Find every line of the listing below where "China" appears, and copy it.

################

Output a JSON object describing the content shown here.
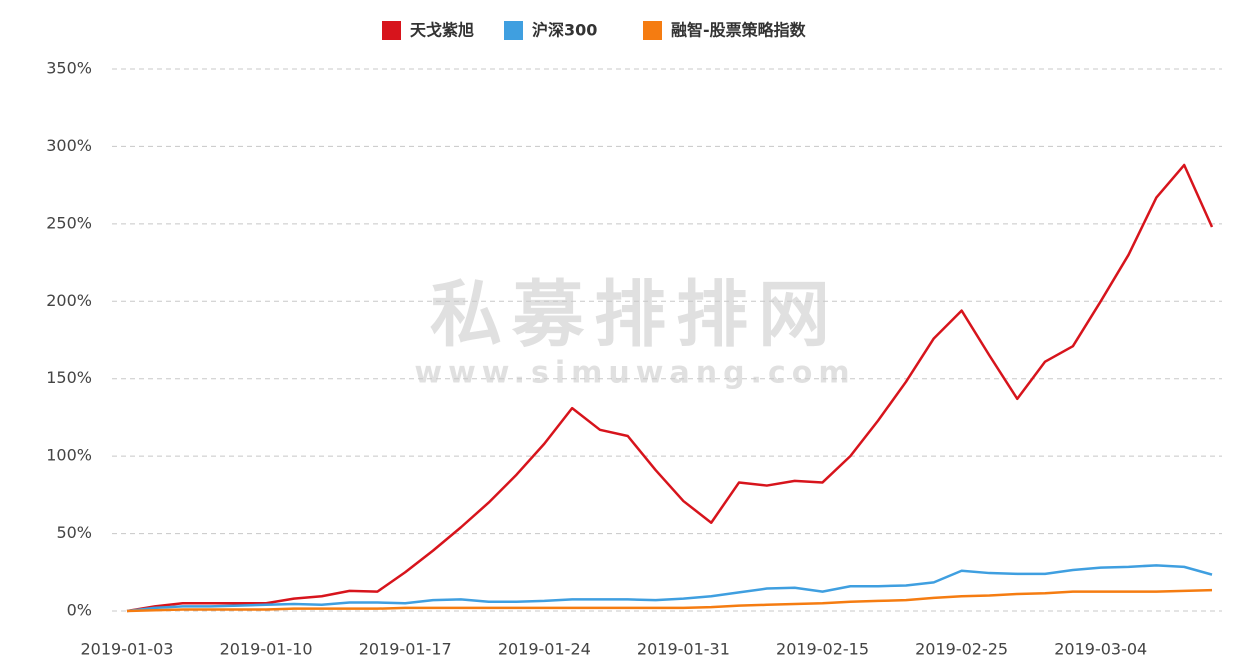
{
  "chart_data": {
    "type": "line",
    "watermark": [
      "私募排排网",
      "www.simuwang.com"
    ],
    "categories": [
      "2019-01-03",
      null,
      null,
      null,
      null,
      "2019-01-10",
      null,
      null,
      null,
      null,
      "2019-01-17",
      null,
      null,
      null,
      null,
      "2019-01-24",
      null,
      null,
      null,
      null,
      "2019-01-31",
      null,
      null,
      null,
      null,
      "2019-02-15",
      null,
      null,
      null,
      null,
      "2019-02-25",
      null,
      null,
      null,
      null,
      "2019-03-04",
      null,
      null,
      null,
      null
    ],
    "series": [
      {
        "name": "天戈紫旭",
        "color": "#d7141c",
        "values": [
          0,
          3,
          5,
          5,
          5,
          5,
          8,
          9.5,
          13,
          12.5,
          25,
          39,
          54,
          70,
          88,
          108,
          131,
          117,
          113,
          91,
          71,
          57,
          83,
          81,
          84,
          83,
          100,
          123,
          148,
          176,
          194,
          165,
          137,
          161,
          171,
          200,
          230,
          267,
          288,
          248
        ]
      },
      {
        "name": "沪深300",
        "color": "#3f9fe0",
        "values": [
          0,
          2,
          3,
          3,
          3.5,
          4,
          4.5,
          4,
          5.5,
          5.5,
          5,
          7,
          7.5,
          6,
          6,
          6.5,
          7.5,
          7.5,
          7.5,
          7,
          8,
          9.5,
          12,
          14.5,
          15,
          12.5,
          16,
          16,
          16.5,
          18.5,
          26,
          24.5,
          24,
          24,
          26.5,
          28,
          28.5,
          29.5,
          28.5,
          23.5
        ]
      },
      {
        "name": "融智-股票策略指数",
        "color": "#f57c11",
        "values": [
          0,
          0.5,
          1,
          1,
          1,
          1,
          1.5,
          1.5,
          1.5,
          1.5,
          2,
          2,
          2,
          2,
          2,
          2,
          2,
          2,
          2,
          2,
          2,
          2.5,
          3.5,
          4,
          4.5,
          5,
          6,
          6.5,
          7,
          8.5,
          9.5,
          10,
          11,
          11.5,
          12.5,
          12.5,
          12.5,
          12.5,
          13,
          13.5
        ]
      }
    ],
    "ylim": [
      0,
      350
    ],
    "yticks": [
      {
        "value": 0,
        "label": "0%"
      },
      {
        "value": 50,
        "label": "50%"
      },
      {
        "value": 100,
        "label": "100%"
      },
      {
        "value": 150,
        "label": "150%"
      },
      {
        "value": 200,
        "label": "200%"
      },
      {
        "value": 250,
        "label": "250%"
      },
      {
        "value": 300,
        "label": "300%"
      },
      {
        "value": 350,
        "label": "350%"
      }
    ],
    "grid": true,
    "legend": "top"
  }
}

################

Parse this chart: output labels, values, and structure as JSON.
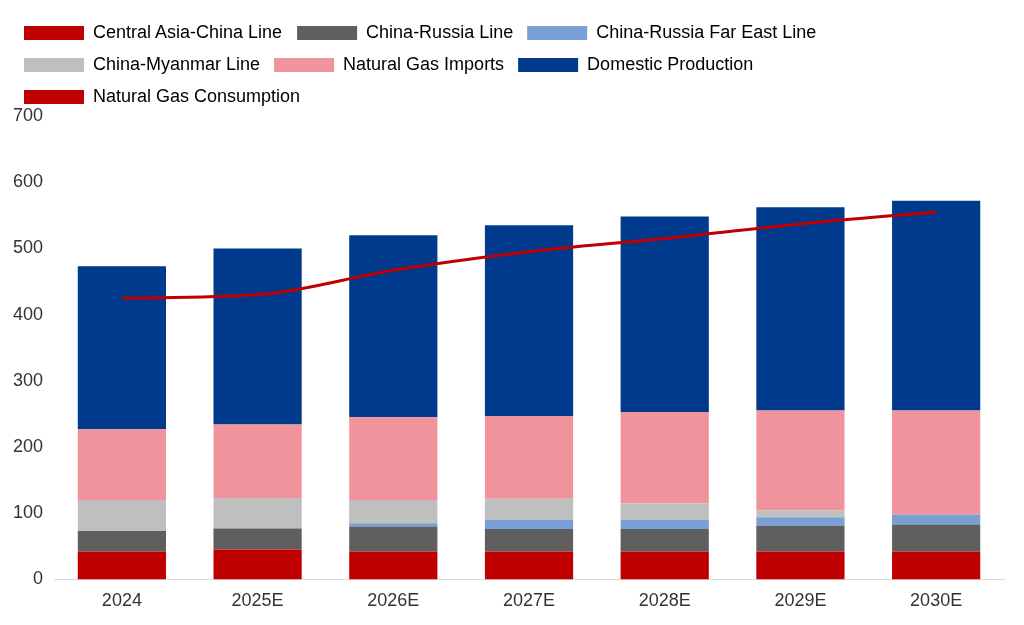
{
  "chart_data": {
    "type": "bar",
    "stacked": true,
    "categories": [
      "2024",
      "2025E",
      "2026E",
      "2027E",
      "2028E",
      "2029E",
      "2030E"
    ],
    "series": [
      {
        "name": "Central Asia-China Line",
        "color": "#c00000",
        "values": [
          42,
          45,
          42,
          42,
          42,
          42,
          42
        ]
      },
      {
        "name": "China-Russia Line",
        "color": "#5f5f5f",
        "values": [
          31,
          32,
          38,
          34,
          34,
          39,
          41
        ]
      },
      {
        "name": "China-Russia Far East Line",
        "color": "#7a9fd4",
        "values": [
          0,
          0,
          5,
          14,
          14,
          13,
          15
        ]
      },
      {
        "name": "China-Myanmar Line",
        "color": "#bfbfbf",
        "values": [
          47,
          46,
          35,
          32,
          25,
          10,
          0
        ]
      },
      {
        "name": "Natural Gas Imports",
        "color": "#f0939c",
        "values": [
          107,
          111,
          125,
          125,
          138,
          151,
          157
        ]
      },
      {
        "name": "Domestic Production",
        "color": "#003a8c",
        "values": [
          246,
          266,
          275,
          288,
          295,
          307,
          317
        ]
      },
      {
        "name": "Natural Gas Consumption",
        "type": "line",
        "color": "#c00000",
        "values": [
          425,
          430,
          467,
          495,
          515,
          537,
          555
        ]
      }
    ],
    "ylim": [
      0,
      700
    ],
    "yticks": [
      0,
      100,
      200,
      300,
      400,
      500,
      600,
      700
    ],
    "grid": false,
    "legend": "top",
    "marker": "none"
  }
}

################

_Solution for this problem_
        "name": "Central Asia-China Line",
        "name": "China-Russia Line",
        "name": "China-Russia Far East Line",
        "name": "China-Myanmar Line",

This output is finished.